* _What you are asked to do_: Gather the lines below that include the string "business", copying each in full.

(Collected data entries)
━━━
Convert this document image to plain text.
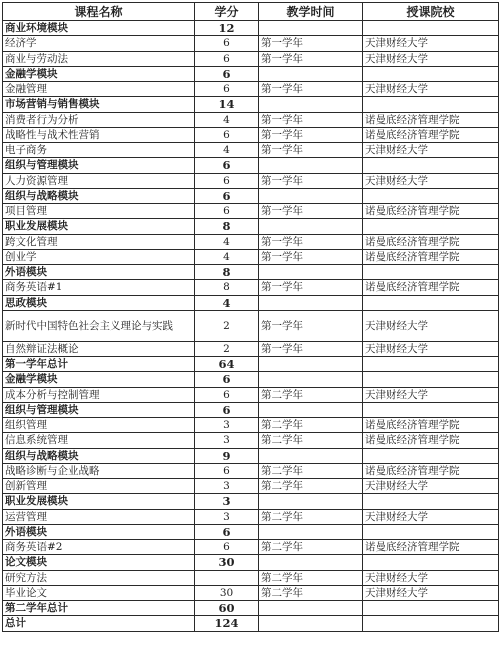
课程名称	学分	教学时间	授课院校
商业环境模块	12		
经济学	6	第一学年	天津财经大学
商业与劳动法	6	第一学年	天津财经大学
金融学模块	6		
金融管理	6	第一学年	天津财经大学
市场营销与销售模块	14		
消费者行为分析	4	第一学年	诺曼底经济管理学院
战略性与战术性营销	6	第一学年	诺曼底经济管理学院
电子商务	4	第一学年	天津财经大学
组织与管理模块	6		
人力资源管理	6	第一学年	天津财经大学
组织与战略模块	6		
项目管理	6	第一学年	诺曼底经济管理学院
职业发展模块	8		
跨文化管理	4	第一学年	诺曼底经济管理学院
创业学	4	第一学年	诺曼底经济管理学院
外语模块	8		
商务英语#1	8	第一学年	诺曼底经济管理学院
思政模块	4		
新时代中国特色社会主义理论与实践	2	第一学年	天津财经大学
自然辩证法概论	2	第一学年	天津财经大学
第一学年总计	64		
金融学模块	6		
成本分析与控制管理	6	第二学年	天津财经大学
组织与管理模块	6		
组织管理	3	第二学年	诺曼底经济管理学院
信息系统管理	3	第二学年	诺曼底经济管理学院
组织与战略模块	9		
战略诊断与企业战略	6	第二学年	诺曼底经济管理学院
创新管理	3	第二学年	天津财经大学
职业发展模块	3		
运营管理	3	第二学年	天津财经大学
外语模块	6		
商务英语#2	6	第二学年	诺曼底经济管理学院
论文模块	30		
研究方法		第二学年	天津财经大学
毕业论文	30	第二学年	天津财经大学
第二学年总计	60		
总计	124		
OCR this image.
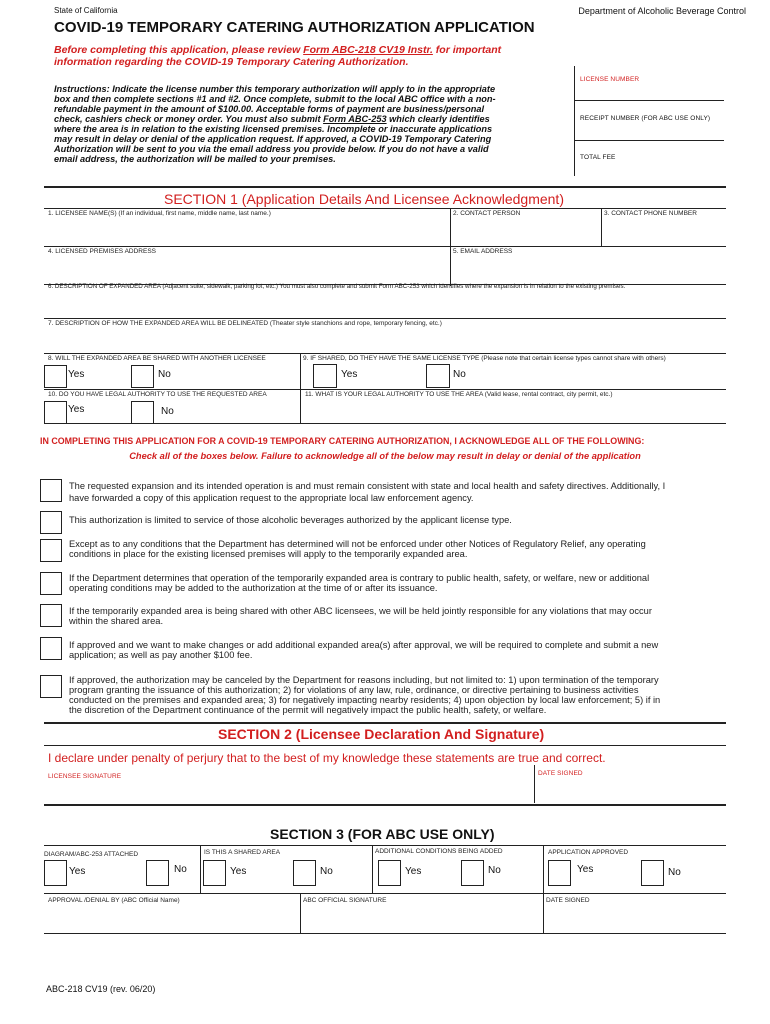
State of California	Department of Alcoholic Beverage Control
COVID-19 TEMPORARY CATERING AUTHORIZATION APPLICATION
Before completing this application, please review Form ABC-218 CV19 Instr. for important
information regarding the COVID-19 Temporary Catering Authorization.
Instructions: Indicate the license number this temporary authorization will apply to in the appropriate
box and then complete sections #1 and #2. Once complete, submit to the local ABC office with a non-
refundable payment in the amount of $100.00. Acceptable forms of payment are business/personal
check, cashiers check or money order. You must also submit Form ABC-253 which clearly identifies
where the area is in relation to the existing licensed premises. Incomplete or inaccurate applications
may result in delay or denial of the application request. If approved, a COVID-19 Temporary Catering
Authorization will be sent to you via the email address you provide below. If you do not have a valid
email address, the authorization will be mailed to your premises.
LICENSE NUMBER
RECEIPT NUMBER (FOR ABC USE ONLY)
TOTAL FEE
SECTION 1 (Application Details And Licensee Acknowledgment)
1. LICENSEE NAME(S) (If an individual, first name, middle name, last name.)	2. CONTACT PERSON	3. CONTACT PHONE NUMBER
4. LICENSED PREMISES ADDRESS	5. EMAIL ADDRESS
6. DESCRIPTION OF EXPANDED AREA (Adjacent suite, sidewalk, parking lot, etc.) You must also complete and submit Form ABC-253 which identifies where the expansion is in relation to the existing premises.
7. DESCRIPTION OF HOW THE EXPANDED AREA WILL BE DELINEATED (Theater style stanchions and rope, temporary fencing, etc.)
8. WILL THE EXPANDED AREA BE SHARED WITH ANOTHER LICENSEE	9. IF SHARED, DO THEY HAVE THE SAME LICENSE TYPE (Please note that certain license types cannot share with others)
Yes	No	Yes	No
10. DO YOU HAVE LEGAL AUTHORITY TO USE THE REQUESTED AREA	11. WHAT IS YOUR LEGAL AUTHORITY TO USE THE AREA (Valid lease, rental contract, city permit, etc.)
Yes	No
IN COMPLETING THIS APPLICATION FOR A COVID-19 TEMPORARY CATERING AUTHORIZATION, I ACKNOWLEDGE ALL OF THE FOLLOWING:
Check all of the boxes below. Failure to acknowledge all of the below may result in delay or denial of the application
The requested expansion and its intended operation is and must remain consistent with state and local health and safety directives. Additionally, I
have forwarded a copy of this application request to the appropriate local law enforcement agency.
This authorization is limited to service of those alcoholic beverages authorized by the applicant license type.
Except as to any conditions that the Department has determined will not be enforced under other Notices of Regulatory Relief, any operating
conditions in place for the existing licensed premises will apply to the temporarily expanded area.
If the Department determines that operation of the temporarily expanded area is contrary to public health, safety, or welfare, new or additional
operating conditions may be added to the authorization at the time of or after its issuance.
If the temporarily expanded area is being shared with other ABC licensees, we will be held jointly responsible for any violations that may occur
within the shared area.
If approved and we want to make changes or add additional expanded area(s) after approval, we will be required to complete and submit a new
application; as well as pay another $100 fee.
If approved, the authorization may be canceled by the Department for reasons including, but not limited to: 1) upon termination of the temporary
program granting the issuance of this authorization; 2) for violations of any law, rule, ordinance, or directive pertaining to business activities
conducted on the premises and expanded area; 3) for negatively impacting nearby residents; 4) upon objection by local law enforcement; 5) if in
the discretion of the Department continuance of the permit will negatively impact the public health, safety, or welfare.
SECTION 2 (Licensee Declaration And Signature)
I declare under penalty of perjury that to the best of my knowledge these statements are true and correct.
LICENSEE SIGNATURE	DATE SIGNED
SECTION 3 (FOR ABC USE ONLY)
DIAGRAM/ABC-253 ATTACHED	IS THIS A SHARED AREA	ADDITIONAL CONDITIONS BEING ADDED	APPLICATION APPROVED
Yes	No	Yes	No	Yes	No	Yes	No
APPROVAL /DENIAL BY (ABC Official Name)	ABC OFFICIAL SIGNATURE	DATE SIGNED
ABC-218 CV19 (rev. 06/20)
━━━
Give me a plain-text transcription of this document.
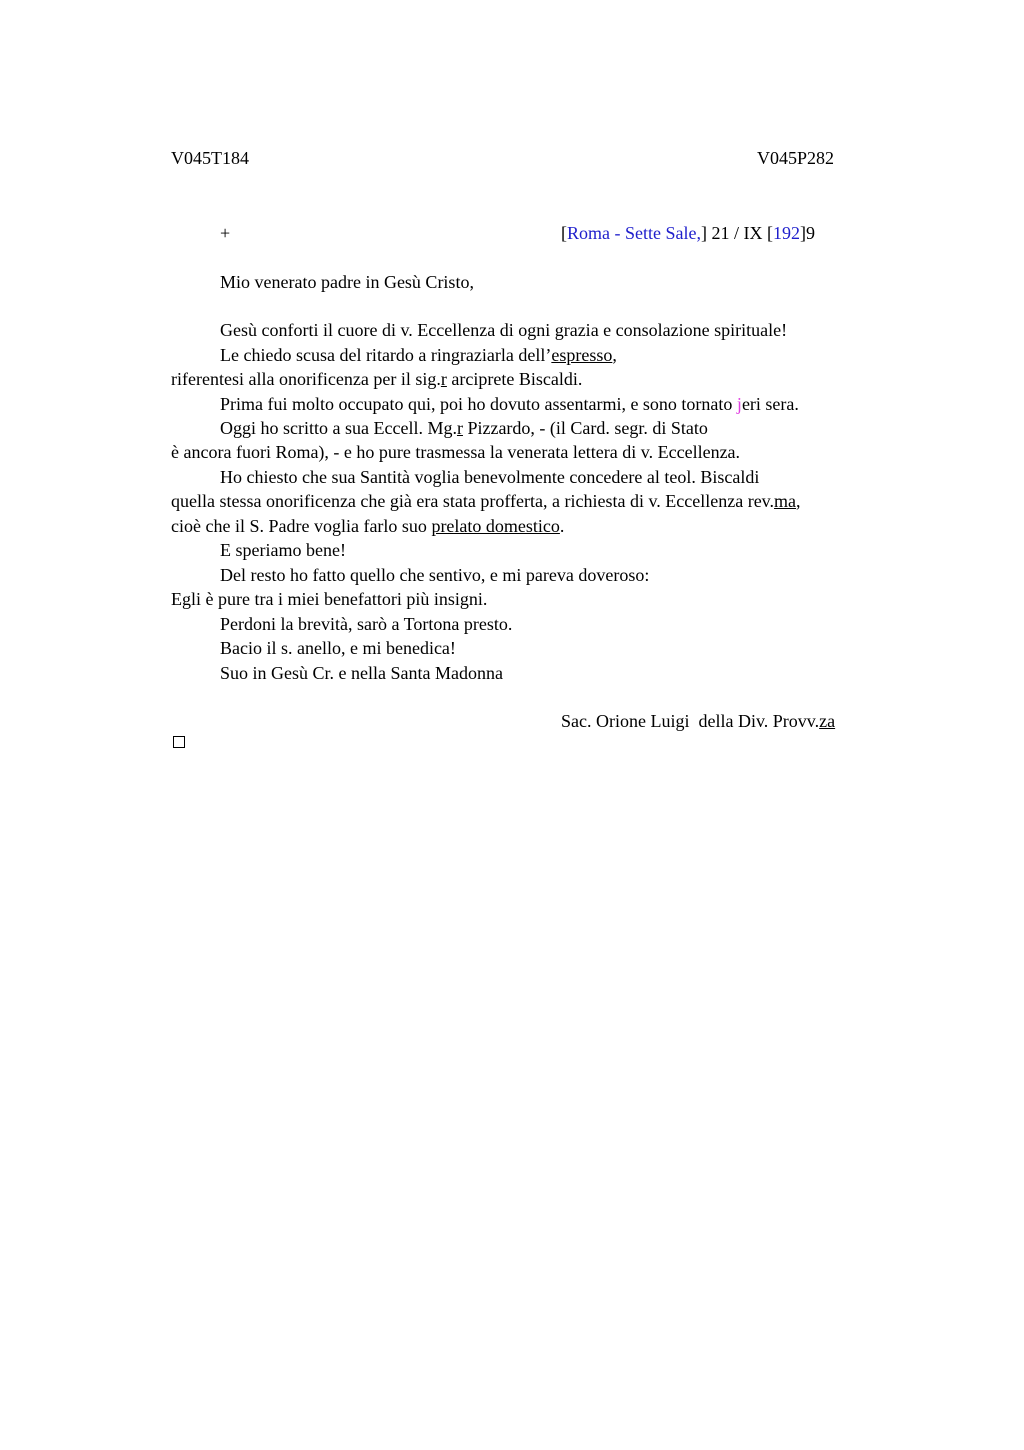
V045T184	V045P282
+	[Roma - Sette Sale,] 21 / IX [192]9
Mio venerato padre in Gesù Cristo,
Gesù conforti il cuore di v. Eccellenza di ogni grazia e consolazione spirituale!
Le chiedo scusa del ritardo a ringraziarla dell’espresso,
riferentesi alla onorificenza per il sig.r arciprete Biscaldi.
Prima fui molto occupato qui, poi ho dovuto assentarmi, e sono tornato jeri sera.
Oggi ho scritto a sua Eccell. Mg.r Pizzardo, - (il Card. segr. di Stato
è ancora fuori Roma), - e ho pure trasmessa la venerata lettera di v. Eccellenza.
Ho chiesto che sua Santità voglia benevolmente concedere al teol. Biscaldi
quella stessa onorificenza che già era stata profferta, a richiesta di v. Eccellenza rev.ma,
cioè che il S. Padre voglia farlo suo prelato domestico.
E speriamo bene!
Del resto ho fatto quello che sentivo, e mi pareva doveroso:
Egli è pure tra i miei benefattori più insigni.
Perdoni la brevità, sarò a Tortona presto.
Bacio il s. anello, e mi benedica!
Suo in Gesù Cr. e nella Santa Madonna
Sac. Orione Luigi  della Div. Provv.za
━━━
* _The response_:
refundable payment in the amount of $100.00. Acceptable forms of payment are business/personal
program granting the issuance of this authorization; 2) for violations of any law, rule, ordinance, or directive pertaining to business activities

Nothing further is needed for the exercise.